**Aim of the exercise:** Scan the listing below. Report each line that includes "over".

(Recorded data)
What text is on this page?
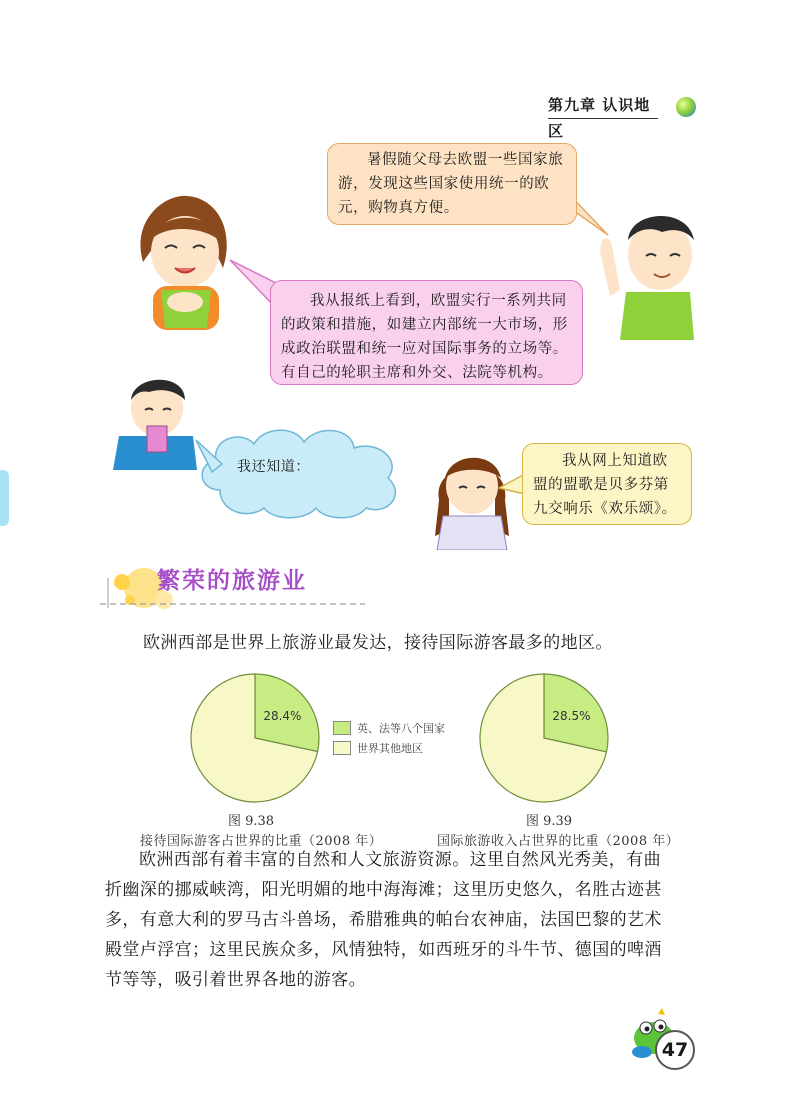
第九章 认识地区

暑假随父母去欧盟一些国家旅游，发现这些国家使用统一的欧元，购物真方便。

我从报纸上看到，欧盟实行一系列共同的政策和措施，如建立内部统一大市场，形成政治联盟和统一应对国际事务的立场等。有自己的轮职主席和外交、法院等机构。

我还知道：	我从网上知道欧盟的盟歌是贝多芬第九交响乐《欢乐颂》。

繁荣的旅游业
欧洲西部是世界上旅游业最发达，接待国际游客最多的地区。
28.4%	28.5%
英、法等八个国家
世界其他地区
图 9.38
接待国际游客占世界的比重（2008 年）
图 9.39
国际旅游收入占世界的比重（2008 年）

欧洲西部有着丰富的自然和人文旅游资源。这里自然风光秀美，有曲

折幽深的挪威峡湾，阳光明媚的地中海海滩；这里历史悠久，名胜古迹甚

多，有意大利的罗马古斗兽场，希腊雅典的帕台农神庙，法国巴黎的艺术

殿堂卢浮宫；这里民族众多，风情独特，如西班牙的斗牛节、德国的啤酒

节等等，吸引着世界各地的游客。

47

--

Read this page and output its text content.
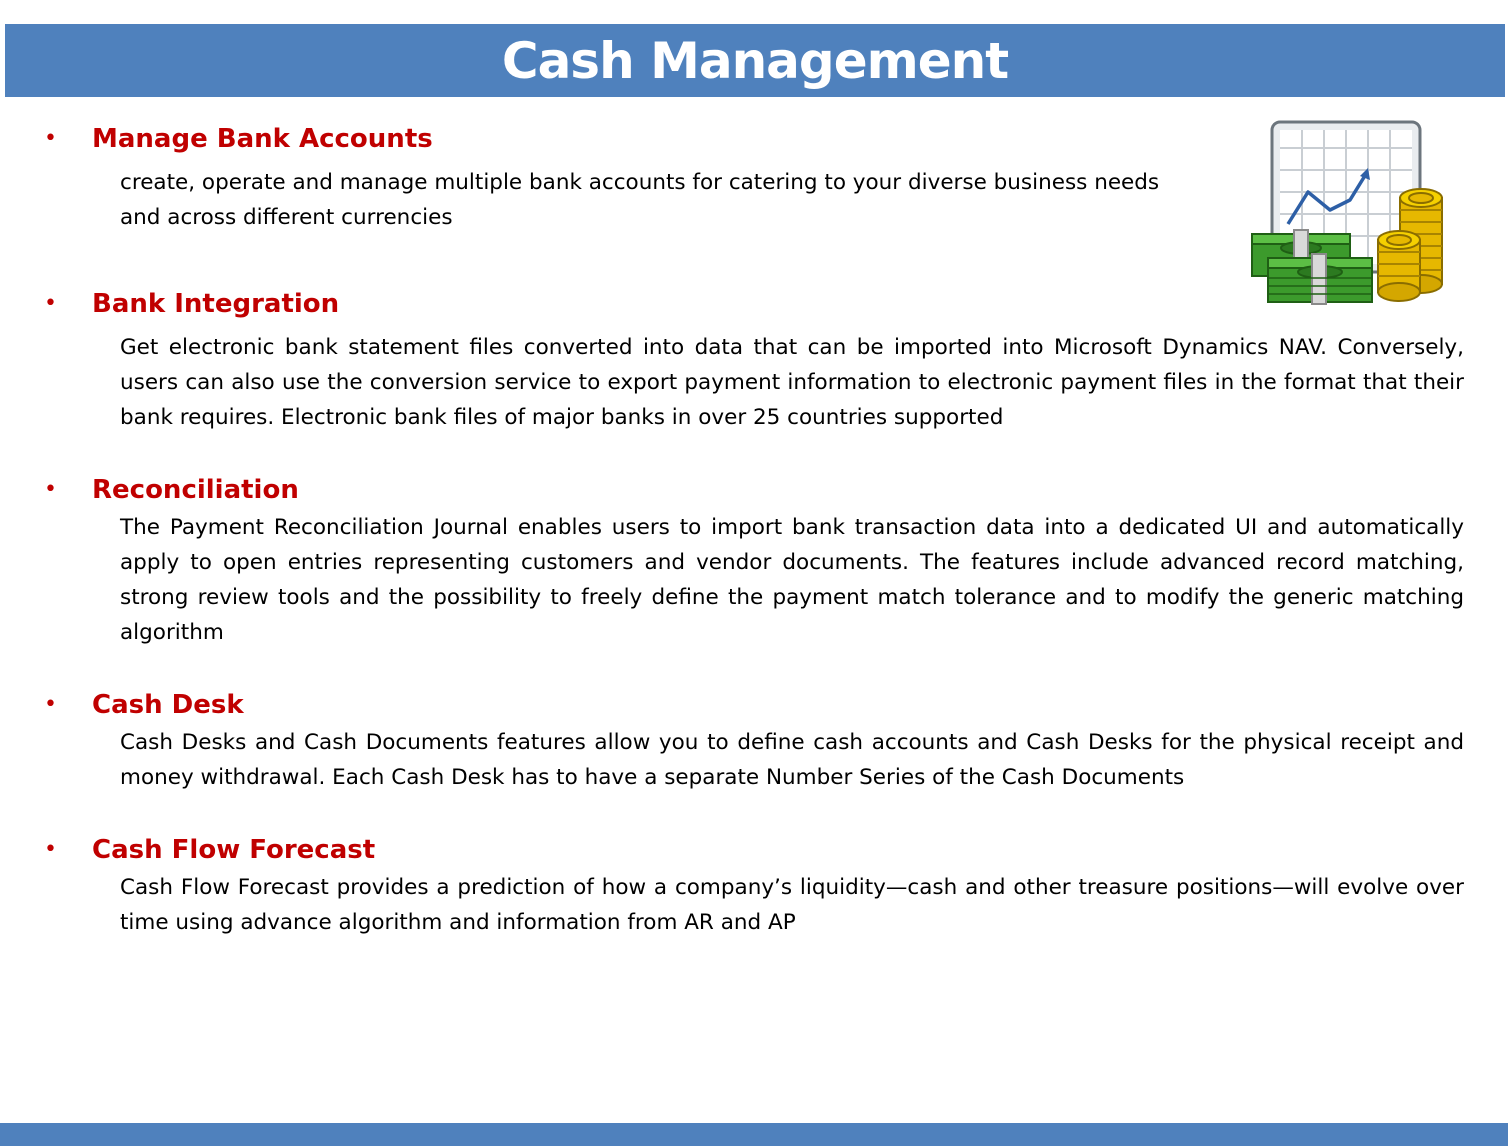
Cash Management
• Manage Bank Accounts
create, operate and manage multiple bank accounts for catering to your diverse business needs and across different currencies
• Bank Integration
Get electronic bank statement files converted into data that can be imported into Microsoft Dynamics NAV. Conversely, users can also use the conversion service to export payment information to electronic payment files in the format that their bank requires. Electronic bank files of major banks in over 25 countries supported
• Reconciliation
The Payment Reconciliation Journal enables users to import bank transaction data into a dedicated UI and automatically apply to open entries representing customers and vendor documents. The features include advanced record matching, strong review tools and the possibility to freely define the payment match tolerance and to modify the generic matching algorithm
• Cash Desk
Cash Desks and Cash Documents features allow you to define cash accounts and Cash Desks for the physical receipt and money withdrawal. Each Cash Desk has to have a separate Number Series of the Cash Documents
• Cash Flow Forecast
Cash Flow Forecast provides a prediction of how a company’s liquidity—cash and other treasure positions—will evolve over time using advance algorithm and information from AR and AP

**Result:**
Get electronic bank statement files converted into data that can be imported into Microsoft Dynamics NAV. Conversely, users can also use the conversion service to export payment information to electronic payment files in the format that their bank requires. Electronic bank files of major banks in over 25 countries supported
Cash Flow Forecast provides a prediction of how a company’s liquidity—cash and other treasure positions—will evolve over time using advance algorithm and information from AR and AP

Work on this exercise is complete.